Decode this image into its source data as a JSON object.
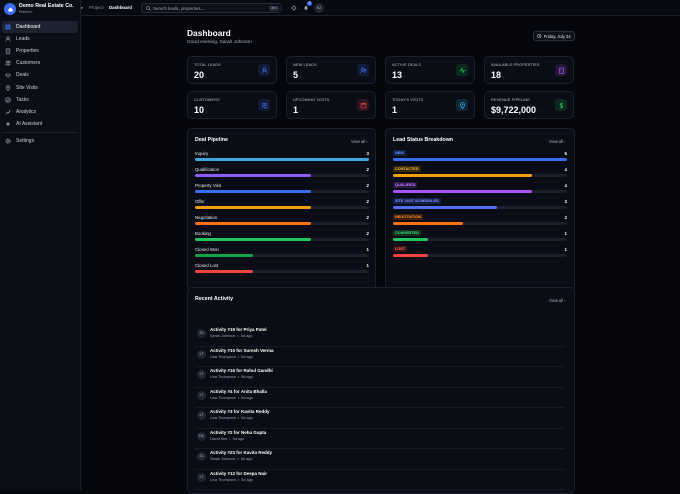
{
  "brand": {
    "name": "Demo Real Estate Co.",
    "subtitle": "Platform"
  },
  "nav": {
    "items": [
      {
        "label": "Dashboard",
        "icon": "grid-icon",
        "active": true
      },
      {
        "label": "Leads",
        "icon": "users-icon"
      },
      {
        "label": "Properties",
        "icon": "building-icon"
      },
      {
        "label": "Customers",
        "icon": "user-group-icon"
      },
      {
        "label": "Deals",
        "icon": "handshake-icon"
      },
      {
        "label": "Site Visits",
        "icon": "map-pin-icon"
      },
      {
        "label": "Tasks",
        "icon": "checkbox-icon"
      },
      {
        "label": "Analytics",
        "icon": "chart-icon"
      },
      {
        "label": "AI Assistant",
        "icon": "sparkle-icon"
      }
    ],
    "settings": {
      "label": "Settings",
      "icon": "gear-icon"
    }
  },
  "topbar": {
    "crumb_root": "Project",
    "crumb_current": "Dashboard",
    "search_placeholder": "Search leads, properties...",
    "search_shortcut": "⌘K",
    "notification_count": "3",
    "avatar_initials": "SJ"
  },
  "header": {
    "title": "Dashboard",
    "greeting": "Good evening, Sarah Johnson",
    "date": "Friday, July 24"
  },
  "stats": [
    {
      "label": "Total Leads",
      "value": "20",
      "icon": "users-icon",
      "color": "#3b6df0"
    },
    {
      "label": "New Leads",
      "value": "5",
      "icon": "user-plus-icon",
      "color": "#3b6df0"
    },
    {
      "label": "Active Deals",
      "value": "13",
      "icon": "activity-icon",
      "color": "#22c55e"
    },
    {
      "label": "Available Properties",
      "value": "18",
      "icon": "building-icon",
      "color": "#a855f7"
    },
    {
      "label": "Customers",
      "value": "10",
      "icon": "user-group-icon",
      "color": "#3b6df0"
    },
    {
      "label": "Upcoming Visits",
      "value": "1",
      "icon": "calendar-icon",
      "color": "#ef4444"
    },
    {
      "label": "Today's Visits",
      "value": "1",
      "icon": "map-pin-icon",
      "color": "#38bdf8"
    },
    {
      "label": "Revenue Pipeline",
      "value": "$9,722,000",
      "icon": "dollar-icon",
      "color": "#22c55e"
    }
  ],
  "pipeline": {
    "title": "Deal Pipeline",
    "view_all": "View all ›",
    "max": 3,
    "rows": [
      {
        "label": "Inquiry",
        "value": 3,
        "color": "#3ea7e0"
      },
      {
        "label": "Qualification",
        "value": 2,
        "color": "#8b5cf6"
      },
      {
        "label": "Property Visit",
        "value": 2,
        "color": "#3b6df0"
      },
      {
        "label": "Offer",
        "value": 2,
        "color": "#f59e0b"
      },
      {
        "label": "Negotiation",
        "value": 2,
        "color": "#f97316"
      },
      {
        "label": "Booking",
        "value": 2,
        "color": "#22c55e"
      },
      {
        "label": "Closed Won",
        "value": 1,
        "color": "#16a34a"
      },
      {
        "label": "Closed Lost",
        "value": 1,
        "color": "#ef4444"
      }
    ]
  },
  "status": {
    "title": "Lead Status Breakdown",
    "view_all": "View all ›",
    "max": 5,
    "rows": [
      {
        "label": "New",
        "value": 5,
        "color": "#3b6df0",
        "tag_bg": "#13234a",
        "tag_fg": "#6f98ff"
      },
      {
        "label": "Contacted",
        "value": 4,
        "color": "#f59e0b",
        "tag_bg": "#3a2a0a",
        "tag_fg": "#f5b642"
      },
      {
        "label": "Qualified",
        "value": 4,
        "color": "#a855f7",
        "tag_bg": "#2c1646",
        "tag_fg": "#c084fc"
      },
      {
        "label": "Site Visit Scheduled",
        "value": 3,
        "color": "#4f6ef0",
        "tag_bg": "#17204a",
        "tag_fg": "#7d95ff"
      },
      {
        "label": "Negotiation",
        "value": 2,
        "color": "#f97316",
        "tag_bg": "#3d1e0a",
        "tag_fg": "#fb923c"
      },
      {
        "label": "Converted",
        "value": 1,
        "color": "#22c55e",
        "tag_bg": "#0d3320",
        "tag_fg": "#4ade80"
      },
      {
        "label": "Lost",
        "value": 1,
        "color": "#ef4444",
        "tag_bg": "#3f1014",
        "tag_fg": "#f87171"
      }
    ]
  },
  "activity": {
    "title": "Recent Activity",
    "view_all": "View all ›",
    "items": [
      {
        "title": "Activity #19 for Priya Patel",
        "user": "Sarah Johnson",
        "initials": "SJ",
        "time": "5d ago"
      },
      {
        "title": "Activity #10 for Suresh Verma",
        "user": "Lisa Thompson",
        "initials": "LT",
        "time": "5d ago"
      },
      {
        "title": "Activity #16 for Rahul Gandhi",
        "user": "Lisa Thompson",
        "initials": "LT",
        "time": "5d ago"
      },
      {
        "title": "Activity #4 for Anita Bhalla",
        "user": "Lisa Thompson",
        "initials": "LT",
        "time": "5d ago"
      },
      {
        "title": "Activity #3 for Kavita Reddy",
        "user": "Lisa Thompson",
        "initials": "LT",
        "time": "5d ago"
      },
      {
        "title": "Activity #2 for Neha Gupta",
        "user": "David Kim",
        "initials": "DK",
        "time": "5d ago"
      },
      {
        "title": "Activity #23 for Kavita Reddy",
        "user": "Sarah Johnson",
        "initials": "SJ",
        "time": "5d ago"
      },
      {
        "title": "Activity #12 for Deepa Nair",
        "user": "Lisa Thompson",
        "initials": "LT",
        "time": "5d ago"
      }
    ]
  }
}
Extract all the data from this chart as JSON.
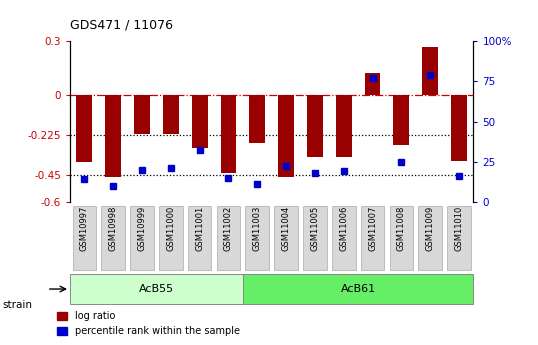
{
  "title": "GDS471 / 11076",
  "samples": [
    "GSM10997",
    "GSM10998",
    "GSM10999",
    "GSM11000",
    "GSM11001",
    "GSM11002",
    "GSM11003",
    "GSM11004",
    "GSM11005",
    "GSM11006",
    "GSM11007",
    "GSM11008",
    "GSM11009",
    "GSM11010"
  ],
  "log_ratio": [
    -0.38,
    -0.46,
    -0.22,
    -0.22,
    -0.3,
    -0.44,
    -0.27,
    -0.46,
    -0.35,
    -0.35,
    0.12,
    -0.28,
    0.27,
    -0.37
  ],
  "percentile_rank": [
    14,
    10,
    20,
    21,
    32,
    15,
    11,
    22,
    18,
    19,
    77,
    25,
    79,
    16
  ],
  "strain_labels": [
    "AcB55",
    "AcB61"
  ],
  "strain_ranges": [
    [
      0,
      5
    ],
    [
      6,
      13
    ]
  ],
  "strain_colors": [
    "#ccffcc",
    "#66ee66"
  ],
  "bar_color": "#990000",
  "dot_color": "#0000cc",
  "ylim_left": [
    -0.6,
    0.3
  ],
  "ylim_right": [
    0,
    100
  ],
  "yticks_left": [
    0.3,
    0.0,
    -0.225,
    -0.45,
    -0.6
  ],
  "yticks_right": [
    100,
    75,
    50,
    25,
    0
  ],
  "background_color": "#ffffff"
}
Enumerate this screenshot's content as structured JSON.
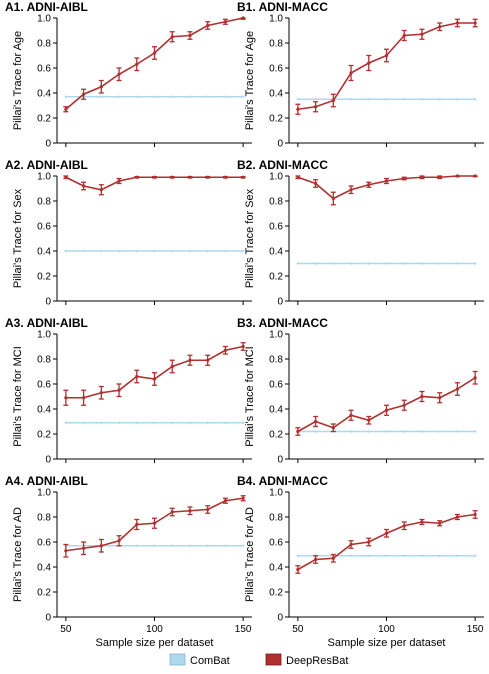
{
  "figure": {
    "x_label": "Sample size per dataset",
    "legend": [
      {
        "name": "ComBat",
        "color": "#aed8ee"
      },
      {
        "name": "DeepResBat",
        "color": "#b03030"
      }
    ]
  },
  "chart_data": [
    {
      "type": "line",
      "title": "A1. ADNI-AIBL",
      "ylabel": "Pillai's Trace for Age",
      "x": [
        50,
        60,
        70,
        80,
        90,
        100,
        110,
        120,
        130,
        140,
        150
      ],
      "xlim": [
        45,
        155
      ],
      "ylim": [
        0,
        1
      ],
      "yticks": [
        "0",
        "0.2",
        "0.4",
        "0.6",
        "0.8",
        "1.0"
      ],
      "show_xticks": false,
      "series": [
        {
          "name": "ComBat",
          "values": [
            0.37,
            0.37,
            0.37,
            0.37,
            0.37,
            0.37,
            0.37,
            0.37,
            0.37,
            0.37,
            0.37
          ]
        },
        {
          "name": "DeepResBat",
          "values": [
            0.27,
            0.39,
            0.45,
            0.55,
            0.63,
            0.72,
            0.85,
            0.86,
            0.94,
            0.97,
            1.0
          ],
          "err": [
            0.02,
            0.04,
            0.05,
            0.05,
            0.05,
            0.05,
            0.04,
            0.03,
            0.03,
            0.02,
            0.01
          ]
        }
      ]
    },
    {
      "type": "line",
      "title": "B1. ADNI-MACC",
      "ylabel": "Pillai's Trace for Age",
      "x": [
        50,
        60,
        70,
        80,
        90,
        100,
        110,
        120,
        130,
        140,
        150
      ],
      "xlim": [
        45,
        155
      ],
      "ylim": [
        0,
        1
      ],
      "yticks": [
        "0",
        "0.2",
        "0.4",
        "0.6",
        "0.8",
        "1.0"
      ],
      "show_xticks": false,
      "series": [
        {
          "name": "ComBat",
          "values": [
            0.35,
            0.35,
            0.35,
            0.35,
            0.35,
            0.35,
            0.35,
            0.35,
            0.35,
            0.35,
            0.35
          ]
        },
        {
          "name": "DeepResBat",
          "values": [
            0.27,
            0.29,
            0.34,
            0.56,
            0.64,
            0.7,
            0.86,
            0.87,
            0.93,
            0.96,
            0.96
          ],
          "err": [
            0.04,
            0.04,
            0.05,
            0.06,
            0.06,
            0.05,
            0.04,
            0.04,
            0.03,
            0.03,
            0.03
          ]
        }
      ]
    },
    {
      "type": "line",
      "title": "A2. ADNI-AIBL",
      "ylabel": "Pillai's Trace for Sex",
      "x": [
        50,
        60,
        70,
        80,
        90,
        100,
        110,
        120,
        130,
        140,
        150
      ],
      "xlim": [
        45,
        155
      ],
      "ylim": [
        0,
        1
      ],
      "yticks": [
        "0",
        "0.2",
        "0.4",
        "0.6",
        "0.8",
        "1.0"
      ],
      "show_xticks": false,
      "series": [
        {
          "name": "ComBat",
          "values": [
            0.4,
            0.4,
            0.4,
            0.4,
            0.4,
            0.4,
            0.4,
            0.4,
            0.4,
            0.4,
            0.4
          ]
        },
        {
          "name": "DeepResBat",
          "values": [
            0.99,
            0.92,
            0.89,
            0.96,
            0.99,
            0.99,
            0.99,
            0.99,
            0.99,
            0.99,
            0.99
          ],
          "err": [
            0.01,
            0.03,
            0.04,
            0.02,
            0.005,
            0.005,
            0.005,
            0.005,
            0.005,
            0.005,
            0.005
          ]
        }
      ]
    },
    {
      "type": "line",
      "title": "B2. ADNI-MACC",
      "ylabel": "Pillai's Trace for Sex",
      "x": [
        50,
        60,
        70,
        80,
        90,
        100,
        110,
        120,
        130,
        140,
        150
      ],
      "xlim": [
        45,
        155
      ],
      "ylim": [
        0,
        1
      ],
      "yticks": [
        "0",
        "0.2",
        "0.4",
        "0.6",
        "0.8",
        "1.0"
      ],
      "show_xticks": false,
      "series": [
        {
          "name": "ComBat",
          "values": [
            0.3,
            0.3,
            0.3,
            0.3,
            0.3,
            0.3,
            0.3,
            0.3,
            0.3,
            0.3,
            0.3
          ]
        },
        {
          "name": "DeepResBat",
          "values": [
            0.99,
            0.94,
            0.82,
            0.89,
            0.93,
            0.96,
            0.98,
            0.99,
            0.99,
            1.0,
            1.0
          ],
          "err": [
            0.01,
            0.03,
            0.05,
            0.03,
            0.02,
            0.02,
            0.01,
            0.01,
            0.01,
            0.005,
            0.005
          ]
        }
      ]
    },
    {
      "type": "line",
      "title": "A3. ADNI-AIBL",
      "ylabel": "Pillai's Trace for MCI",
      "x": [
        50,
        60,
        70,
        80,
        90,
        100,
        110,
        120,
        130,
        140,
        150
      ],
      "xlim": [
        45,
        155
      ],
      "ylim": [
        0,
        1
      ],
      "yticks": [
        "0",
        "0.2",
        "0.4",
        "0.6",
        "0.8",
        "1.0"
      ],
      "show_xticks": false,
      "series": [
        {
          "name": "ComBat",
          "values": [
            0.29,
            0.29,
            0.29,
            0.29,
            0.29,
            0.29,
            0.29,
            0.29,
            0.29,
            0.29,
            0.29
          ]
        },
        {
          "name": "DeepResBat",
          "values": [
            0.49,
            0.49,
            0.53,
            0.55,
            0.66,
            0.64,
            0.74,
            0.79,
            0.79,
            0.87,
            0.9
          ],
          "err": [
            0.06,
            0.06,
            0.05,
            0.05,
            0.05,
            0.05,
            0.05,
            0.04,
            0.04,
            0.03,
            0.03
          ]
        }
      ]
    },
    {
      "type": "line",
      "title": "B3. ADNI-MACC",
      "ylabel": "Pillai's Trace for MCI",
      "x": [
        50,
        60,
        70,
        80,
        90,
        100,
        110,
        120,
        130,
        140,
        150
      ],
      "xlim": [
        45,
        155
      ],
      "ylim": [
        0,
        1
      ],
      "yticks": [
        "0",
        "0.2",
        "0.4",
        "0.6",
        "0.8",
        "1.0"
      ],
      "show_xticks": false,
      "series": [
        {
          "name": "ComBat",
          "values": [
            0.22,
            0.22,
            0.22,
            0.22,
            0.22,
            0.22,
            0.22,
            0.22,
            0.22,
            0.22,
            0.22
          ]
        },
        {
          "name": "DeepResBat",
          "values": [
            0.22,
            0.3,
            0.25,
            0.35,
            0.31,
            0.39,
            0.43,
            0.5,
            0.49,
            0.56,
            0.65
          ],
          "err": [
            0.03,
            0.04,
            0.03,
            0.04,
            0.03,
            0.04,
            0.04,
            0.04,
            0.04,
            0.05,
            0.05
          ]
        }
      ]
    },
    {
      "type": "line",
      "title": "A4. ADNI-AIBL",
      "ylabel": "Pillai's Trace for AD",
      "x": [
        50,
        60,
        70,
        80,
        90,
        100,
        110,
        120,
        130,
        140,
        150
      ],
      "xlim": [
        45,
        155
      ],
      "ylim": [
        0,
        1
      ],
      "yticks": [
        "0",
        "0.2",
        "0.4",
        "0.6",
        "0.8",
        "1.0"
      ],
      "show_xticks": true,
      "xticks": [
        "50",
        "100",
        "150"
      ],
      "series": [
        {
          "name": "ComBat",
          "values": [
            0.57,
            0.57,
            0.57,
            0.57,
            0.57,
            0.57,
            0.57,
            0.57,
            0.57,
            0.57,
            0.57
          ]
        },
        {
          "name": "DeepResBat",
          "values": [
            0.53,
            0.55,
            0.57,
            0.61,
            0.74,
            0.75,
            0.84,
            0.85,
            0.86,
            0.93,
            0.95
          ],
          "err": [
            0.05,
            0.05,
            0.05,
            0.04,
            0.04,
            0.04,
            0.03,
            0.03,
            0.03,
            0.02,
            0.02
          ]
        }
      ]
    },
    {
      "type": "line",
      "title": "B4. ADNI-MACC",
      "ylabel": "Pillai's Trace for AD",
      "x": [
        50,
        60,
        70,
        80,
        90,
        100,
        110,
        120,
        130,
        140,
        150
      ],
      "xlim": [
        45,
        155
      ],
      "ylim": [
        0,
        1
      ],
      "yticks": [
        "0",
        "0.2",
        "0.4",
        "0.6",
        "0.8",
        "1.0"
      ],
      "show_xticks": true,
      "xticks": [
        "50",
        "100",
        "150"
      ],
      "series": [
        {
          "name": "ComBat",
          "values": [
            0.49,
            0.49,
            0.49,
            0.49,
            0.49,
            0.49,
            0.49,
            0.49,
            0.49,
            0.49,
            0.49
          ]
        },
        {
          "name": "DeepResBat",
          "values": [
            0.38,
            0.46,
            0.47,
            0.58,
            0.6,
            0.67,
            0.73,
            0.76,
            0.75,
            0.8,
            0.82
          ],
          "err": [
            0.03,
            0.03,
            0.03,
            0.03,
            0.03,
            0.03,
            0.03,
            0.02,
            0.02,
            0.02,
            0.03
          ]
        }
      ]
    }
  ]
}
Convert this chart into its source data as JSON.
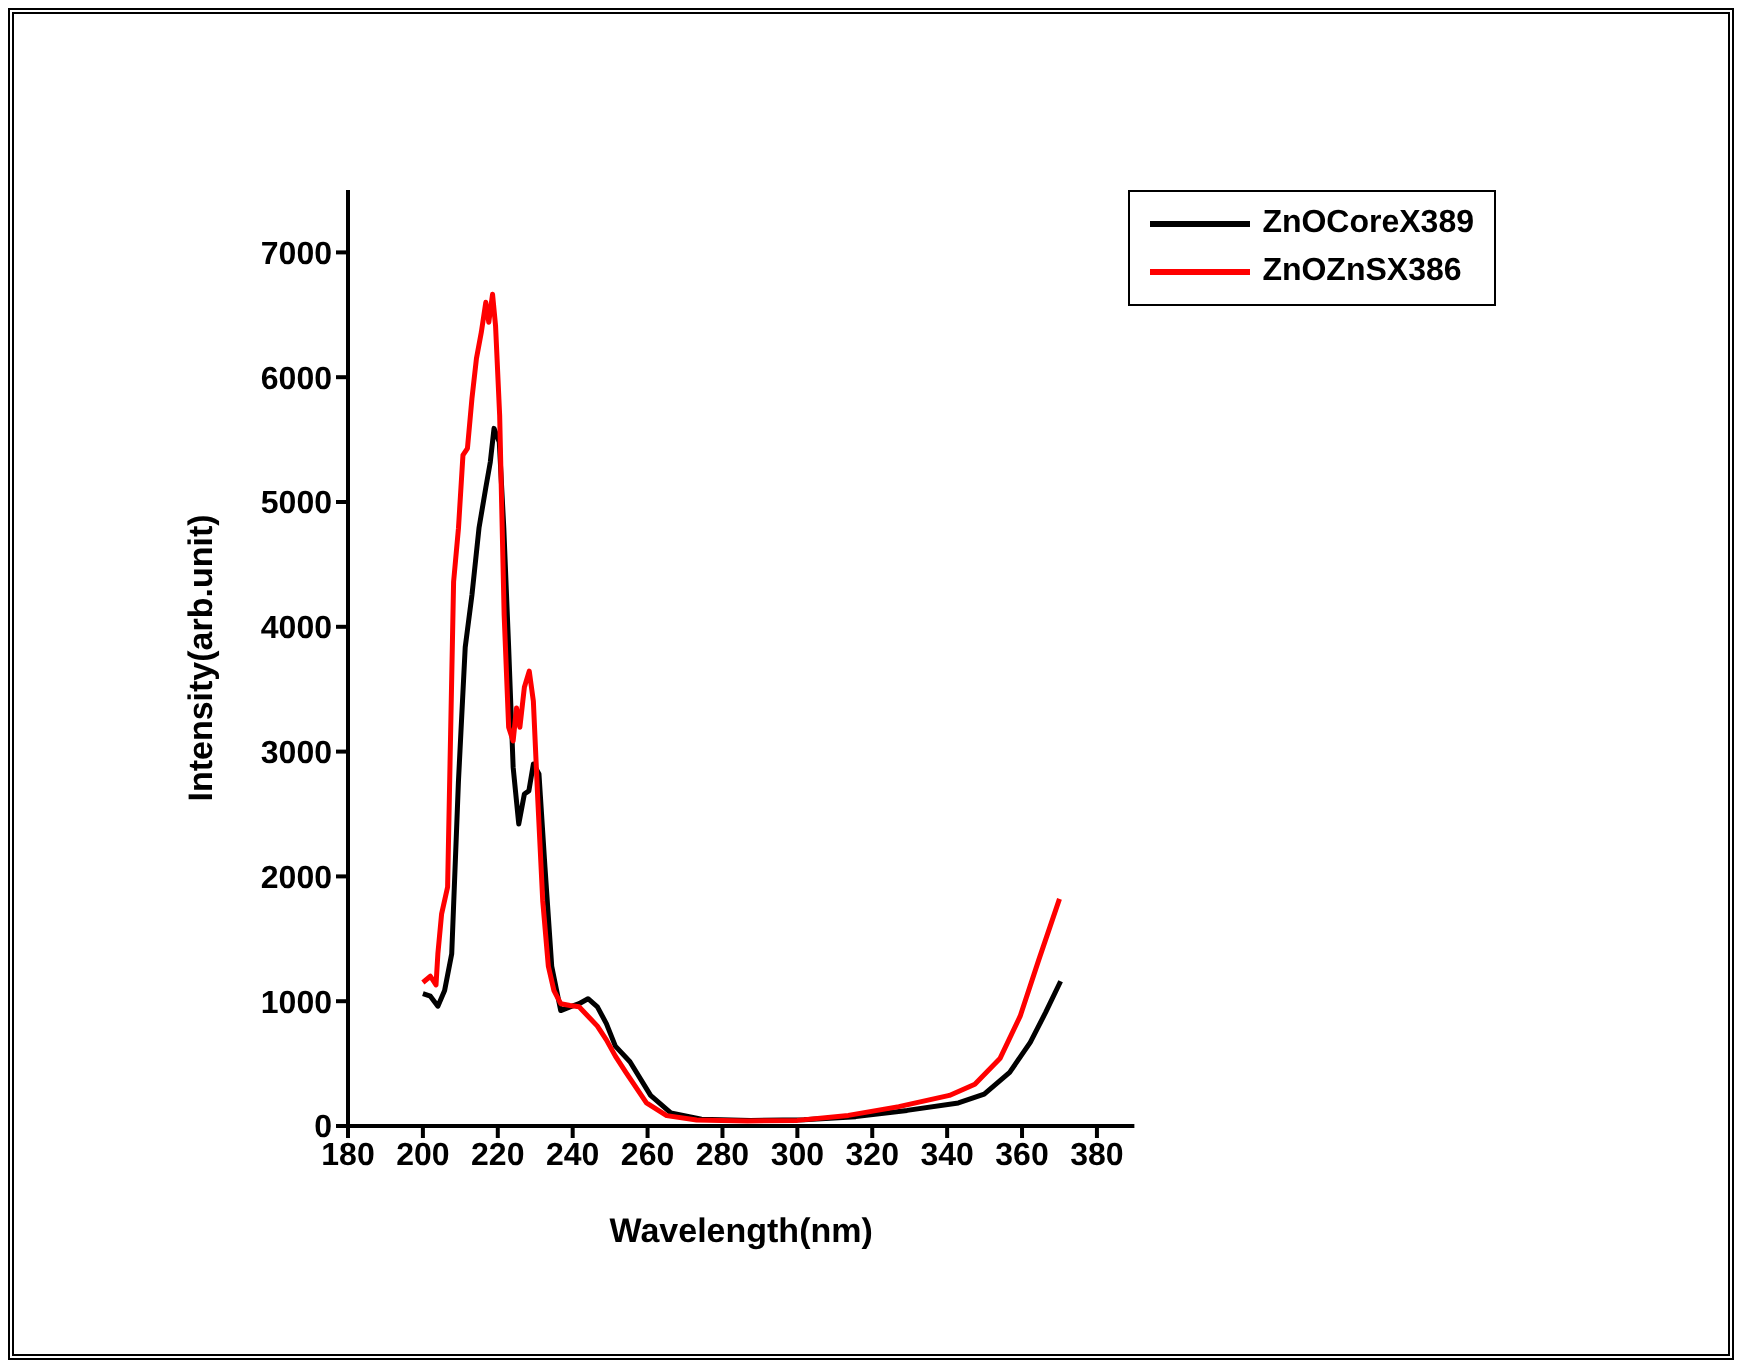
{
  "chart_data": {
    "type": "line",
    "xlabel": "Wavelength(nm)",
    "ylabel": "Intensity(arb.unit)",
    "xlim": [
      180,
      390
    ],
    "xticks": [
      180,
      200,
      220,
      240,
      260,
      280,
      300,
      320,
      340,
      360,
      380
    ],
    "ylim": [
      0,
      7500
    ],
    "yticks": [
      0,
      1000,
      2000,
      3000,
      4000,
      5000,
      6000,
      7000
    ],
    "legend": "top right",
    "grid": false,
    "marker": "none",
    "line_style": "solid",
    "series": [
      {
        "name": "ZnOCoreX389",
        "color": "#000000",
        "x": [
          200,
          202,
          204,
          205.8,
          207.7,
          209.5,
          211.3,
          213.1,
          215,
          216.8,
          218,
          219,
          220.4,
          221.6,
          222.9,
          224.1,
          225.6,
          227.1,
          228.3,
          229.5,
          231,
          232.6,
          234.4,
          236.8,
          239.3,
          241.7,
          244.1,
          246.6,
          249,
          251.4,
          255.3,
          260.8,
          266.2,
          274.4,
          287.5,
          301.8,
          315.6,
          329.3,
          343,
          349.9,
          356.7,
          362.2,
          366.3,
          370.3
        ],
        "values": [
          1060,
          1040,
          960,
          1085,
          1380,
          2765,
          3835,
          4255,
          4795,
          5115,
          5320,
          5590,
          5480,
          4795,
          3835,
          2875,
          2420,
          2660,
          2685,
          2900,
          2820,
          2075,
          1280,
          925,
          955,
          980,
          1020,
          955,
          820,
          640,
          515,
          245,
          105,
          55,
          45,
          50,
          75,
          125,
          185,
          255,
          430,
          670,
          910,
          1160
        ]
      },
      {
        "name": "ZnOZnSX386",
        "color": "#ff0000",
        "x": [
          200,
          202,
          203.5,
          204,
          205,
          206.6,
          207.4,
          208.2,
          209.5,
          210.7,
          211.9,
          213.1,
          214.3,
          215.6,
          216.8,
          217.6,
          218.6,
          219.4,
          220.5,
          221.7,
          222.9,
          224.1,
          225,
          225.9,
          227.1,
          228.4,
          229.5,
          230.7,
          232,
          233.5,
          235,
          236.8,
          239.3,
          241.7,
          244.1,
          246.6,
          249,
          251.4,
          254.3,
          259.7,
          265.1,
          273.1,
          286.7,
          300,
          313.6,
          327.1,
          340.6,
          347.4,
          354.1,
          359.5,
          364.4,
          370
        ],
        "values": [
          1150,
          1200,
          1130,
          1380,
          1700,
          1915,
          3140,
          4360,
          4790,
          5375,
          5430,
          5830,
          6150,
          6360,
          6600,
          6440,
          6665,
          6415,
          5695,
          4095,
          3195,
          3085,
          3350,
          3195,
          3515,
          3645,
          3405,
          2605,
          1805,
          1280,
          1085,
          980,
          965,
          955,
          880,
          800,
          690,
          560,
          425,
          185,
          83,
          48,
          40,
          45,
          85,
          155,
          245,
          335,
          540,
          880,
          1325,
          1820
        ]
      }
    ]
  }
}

+---+

What is required:
Look through the records and gather each line with the word "group".

Finished answer:
        "icon": "user-group-icon"
      "icon": "user-group-icon",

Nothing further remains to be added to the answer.